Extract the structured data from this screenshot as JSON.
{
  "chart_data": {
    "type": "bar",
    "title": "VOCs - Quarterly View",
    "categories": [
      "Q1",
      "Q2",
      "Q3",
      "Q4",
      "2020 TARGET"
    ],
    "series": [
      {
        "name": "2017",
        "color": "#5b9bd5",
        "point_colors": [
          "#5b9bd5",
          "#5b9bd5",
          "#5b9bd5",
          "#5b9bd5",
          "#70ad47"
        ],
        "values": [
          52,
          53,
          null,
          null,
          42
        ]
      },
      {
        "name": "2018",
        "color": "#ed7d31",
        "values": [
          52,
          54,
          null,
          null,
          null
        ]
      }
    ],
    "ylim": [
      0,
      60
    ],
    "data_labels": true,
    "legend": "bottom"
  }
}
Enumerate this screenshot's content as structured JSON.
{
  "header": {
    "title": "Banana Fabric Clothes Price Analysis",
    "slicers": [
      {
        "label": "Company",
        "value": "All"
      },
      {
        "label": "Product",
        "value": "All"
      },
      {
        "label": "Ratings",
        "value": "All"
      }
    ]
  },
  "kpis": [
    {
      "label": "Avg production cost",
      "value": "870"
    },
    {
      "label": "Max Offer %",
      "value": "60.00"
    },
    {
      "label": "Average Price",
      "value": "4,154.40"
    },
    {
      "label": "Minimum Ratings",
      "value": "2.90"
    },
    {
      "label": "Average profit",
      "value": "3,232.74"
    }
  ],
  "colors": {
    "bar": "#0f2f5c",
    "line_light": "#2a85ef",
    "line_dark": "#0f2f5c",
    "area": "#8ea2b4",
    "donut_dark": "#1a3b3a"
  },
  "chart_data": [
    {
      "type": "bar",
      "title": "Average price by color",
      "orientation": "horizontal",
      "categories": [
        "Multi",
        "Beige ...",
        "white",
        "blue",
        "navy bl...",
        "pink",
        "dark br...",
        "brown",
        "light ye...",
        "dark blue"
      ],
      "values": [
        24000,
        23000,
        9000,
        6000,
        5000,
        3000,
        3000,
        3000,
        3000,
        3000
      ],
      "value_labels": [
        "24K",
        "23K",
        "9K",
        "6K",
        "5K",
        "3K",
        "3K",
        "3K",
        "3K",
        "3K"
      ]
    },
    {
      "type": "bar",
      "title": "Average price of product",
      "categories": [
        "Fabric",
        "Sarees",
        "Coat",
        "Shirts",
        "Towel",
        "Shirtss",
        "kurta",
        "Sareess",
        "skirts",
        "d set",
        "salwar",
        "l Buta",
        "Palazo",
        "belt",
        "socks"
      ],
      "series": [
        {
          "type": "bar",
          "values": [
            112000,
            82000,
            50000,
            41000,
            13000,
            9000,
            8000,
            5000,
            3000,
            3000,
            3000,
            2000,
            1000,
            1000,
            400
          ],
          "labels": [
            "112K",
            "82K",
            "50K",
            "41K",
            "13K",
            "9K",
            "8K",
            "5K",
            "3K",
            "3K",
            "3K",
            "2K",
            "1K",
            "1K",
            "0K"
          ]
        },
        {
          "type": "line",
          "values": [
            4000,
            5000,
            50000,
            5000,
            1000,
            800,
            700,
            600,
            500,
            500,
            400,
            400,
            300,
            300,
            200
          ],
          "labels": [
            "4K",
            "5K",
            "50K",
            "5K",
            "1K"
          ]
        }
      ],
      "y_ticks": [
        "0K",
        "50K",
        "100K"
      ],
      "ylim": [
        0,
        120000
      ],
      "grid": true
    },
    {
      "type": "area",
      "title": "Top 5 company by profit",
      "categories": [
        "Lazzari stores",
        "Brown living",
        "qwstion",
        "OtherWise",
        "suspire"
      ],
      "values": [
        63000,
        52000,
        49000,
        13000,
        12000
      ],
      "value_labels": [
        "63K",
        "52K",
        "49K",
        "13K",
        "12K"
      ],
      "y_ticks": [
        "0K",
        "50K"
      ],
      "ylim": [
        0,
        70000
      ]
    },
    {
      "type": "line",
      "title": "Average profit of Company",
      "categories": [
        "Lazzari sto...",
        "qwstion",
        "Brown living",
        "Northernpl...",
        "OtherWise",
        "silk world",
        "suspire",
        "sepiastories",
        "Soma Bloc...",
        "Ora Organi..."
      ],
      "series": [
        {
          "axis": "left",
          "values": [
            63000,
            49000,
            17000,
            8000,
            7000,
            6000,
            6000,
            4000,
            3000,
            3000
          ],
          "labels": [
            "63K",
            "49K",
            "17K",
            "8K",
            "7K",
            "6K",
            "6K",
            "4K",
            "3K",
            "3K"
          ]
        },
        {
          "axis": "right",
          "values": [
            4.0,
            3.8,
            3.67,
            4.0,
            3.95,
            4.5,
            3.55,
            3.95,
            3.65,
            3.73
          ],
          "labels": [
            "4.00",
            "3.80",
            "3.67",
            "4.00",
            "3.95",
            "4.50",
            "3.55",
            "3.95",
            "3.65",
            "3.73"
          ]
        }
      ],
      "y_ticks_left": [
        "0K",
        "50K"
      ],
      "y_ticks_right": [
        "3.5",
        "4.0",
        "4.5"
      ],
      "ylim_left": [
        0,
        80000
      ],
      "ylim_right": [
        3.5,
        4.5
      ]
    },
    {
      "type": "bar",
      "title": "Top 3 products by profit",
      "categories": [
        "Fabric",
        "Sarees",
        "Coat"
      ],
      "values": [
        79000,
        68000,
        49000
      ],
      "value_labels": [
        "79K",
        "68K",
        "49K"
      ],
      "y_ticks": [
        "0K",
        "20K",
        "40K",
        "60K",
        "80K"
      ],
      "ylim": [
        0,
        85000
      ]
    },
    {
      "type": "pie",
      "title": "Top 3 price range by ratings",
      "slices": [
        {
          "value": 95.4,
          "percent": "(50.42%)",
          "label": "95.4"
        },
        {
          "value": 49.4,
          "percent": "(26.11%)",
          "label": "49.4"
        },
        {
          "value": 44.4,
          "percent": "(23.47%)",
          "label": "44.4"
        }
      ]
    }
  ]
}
-*-*-
● **WORK INSTRUCTIONS**
Point out every line holding the string "type" and copy it.

● **TASK OUTPUT**
    "type": "bar",
      "type": "bar",
      "type": "bar",
          "type": "bar",
          "type": "line",
      "type": "area",
      "type": "line",
      "type": "bar",
      "type": "pie",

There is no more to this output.